**Given request:** An exact copy of every record is needed.

Excerpts from a figure dataset:
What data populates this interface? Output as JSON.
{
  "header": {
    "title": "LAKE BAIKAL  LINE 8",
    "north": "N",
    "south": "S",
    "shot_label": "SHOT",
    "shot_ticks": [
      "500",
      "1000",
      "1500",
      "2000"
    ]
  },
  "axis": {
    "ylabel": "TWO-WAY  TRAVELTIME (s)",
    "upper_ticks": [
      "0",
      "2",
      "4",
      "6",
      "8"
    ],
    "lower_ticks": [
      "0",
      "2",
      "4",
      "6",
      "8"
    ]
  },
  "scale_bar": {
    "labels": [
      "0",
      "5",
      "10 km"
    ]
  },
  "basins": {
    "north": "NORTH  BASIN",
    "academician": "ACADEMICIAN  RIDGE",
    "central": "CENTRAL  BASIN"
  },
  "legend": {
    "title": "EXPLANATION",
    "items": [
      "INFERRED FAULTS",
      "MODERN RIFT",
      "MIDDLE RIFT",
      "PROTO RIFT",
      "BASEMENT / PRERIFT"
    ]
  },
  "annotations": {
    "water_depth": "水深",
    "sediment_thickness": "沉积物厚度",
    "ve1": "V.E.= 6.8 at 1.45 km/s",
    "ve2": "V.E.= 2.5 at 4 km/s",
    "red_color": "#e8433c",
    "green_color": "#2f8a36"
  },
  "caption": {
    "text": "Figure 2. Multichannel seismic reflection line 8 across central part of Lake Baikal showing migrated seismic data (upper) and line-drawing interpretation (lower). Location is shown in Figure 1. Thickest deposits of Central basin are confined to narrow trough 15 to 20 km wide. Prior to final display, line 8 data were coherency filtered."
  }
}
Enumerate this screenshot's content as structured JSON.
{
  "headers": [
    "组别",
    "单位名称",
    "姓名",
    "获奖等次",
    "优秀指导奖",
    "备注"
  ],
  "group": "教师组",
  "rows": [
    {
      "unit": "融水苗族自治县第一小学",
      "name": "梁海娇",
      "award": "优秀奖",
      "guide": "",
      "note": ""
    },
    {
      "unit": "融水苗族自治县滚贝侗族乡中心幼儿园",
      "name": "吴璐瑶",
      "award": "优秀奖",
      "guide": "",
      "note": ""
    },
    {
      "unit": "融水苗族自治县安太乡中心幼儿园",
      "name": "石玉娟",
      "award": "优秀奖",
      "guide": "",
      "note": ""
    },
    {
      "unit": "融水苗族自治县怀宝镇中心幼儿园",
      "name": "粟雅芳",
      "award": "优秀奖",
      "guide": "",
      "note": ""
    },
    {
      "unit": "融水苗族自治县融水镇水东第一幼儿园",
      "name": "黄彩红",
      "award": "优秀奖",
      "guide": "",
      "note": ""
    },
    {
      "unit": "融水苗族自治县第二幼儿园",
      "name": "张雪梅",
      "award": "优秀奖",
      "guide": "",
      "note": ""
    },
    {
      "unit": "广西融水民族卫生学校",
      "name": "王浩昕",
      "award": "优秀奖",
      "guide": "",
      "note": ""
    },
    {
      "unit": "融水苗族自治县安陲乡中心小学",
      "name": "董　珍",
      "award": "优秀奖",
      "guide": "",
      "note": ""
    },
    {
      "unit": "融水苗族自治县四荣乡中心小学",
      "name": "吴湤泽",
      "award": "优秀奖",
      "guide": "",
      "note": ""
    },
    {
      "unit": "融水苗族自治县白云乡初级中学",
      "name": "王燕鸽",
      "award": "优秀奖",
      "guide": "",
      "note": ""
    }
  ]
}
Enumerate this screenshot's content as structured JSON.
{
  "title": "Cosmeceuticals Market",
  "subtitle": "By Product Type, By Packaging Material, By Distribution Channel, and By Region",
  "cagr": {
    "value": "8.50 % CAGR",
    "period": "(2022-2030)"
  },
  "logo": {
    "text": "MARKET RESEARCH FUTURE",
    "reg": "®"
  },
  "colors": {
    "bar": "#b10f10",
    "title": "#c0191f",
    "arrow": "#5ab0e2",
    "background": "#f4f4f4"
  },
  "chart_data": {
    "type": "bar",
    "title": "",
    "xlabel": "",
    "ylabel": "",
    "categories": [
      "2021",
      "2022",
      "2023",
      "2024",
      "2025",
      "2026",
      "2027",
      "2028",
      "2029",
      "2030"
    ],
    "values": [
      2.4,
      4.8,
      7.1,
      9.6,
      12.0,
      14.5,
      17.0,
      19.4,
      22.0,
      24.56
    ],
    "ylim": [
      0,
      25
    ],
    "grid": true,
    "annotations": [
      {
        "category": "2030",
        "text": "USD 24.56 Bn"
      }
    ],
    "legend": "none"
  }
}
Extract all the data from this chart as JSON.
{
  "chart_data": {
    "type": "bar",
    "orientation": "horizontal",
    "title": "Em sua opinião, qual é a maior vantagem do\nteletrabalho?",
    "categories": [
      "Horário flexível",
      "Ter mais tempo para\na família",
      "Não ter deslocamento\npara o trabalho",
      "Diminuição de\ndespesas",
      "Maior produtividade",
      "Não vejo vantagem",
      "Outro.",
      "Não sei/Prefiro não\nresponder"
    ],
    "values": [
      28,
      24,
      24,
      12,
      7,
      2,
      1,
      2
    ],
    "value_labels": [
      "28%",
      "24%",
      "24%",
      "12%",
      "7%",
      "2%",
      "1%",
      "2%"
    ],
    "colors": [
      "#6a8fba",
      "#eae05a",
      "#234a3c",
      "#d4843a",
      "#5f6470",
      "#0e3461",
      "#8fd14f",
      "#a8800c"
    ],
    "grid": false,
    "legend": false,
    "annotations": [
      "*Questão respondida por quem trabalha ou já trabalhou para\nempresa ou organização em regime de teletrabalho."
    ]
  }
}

**Right answer:**
What data populates this interface? Output as JSON.
{
  "header": {
    "title": "LAKE BAIKAL  LINE 8",
    "north": "N",
    "south": "S",
    "shot_label": "SHOT",
    "shot_ticks": [
      "500",
      "1000",
      "1500",
      "2000"
    ]
  },
  "axis": {
    "ylabel": "TWO-WAY  TRAVELTIME (s)",
    "upper_ticks": [
      "0",
      "2",
      "4",
      "6",
      "8"
    ],
    "lower_ticks": [
      "0",
      "2",
      "4",
      "6",
      "8"
    ]
  },
  "scale_bar": {
    "labels": [
      "0",
      "5",
      "10 km"
    ]
  },
  "basins": {
    "north": "NORTH  BASIN",
    "academician": "ACADEMICIAN  RIDGE",
    "central": "CENTRAL  BASIN"
  },
  "legend": {
    "title": "EXPLANATION",
    "items": [
      "INFERRED FAULTS",
      "MODERN RIFT",
      "MIDDLE RIFT",
      "PROTO RIFT",
      "BASEMENT / PRERIFT"
    ]
  },
  "annotations": {
    "water_depth": "水深",
    "sediment_thickness": "沉积物厚度",
    "ve1": "V.E.= 6.8 at 1.45 km/s",
    "ve2": "V.E.= 2.5 at 4 km/s",
    "red_color": "#e8433c",
    "green_color": "#2f8a36"
  },
  "caption": {
    "text": "Figure 2. Multichannel seismic reflection line 8 across central part of Lake Baikal showing migrated seismic data (upper) and line-drawing interpretation (lower). Location is shown in Figure 1. Thickest deposits of Central basin are confined to narrow trough 15 to 20 km wide. Prior to final display, line 8 data were coherency filtered."
  }
}
Enumerate this screenshot's content as structured JSON.
{
  "headers": [
    "组别",
    "单位名称",
    "姓名",
    "获奖等次",
    "优秀指导奖",
    "备注"
  ],
  "group": "教师组",
  "rows": [
    {
      "unit": "融水苗族自治县第一小学",
      "name": "梁海娇",
      "award": "优秀奖",
      "guide": "",
      "note": ""
    },
    {
      "unit": "融水苗族自治县滚贝侗族乡中心幼儿园",
      "name": "吴璐瑶",
      "award": "优秀奖",
      "guide": "",
      "note": ""
    },
    {
      "unit": "融水苗族自治县安太乡中心幼儿园",
      "name": "石玉娟",
      "award": "优秀奖",
      "guide": "",
      "note": ""
    },
    {
      "unit": "融水苗族自治县怀宝镇中心幼儿园",
      "name": "粟雅芳",
      "award": "优秀奖",
      "guide": "",
      "note": ""
    },
    {
      "unit": "融水苗族自治县融水镇水东第一幼儿园",
      "name": "黄彩红",
      "award": "优秀奖",
      "guide": "",
      "note": ""
    },
    {
      "unit": "融水苗族自治县第二幼儿园",
      "name": "张雪梅",
      "award": "优秀奖",
      "guide": "",
      "note": ""
    },
    {
      "unit": "广西融水民族卫生学校",
      "name": "王浩昕",
      "award": "优秀奖",
      "guide": "",
      "note": ""
    },
    {
      "unit": "融水苗族自治县安陲乡中心小学",
      "name": "董　珍",
      "award": "优秀奖",
      "guide": "",
      "note": ""
    },
    {
      "unit": "融水苗族自治县四荣乡中心小学",
      "name": "吴湤泽",
      "award": "优秀奖",
      "guide": "",
      "note": ""
    },
    {
      "unit": "融水苗族自治县白云乡初级中学",
      "name": "王燕鸽",
      "award": "优秀奖",
      "guide": "",
      "note": ""
    }
  ]
}
Enumerate this screenshot's content as structured JSON.
{
  "title": "Cosmeceuticals Market",
  "subtitle": "By Product Type, By Packaging Material, By Distribution Channel, and By Region",
  "cagr": {
    "value": "8.50 % CAGR",
    "period": "(2022-2030)"
  },
  "logo": {
    "text": "MARKET RESEARCH FUTURE",
    "reg": "®"
  },
  "colors": {
    "bar": "#b10f10",
    "title": "#c0191f",
    "arrow": "#5ab0e2",
    "background": "#f4f4f4"
  },
  "chart_data": {
    "type": "bar",
    "title": "",
    "xlabel": "",
    "ylabel": "",
    "categories": [
      "2021",
      "2022",
      "2023",
      "2024",
      "2025",
      "2026",
      "2027",
      "2028",
      "2029",
      "2030"
    ],
    "values": [
      2.4,
      4.8,
      7.1,
      9.6,
      12.0,
      14.5,
      17.0,
      19.4,
      22.0,
      24.56
    ],
    "ylim": [
      0,
      25
    ],
    "grid": true,
    "annotations": [
      {
        "category": "2030",
        "text": "USD 24.56 Bn"
      }
    ],
    "legend": "none"
  }
}
Extract all the data from this chart as JSON.
{
  "chart_data": {
    "type": "bar",
    "orientation": "horizontal",
    "title": "Em sua opinião, qual é a maior vantagem do\nteletrabalho?",
    "categories": [
      "Horário flexível",
      "Ter mais tempo para\na família",
      "Não ter deslocamento\npara o trabalho",
      "Diminuição de\ndespesas",
      "Maior produtividade",
      "Não vejo vantagem",
      "Outro.",
      "Não sei/Prefiro não\nresponder"
    ],
    "values": [
      28,
      24,
      24,
      12,
      7,
      2,
      1,
      2
    ],
    "value_labels": [
      "28%",
      "24%",
      "24%",
      "12%",
      "7%",
      "2%",
      "1%",
      "2%"
    ],
    "colors": [
      "#6a8fba",
      "#eae05a",
      "#234a3c",
      "#d4843a",
      "#5f6470",
      "#0e3461",
      "#8fd14f",
      "#a8800c"
    ],
    "grid": false,
    "legend": false,
    "annotations": [
      "*Questão respondida por quem trabalha ou já trabalhou para\nempresa ou organização em regime de teletrabalho."
    ]
  }
}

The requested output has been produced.